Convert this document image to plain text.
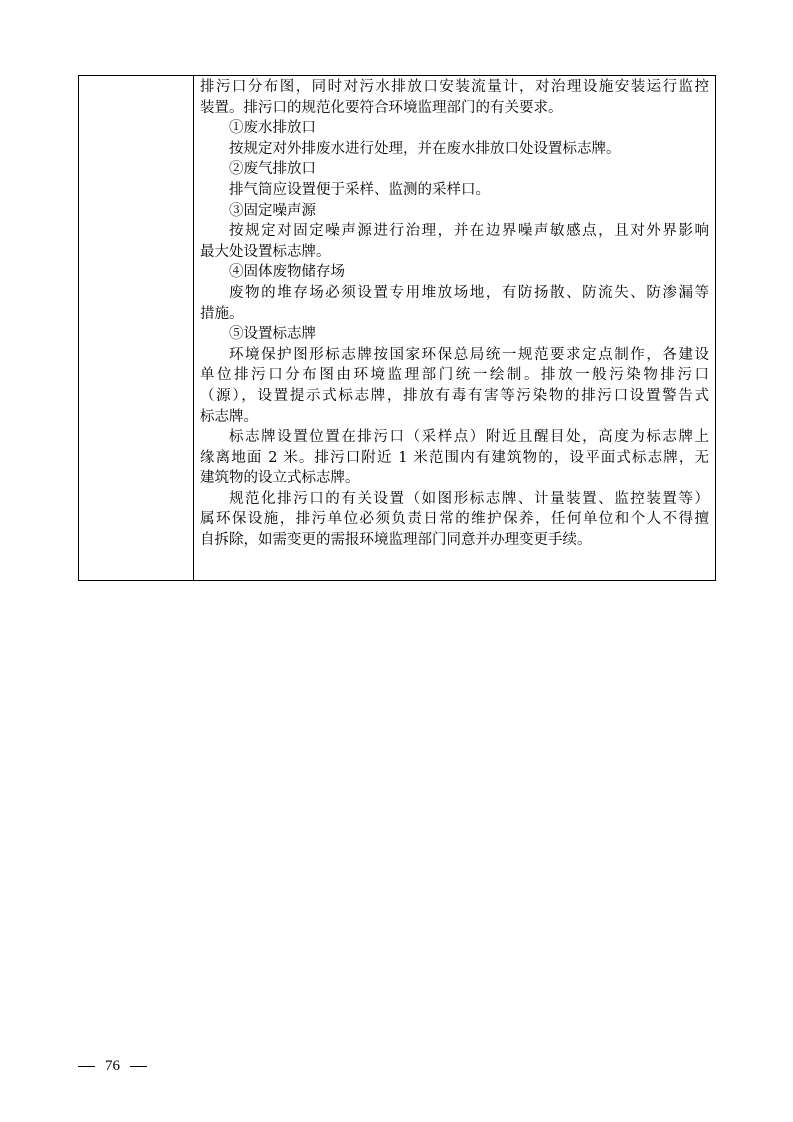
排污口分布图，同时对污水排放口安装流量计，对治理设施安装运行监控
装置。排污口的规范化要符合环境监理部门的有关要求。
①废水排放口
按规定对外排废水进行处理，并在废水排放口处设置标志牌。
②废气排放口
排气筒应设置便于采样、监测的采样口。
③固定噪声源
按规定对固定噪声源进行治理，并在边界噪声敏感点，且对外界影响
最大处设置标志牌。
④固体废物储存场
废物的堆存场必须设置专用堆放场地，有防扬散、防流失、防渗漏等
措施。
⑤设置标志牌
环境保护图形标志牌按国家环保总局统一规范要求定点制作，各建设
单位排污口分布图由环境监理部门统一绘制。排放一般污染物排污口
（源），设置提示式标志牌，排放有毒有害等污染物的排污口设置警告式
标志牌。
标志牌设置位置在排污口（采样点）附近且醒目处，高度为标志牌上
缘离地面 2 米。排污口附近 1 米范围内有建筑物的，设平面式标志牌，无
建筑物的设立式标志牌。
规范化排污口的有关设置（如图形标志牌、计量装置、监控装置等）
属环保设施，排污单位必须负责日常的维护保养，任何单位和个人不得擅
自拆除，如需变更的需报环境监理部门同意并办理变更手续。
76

#####

• [To do]: Leave the images out, please, and restate each line word for word.

• [Task answer]:
Convert this document image to plain text.
排污口分布图，同时对污水排放口安装流量计，对治理设施安装运行监控
装置。排污口的规范化要符合环境监理部门的有关要求。
①废水排放口
按规定对外排废水进行处理，并在废水排放口处设置标志牌。
②废气排放口
排气筒应设置便于采样、监测的采样口。
③固定噪声源
按规定对固定噪声源进行治理，并在边界噪声敏感点，且对外界影响
最大处设置标志牌。
④固体废物储存场
废物的堆存场必须设置专用堆放场地，有防扬散、防流失、防渗漏等
措施。
⑤设置标志牌
环境保护图形标志牌按国家环保总局统一规范要求定点制作，各建设
单位排污口分布图由环境监理部门统一绘制。排放一般污染物排污口
（源），设置提示式标志牌，排放有毒有害等污染物的排污口设置警告式
标志牌。
标志牌设置位置在排污口（采样点）附近且醒目处，高度为标志牌上
缘离地面 2 米。排污口附近 1 米范围内有建筑物的，设平面式标志牌，无
建筑物的设立式标志牌。
规范化排污口的有关设置（如图形标志牌、计量装置、监控装置等）
属环保设施，排污单位必须负责日常的维护保养，任何单位和个人不得擅
自拆除，如需变更的需报环境监理部门同意并办理变更手续。
76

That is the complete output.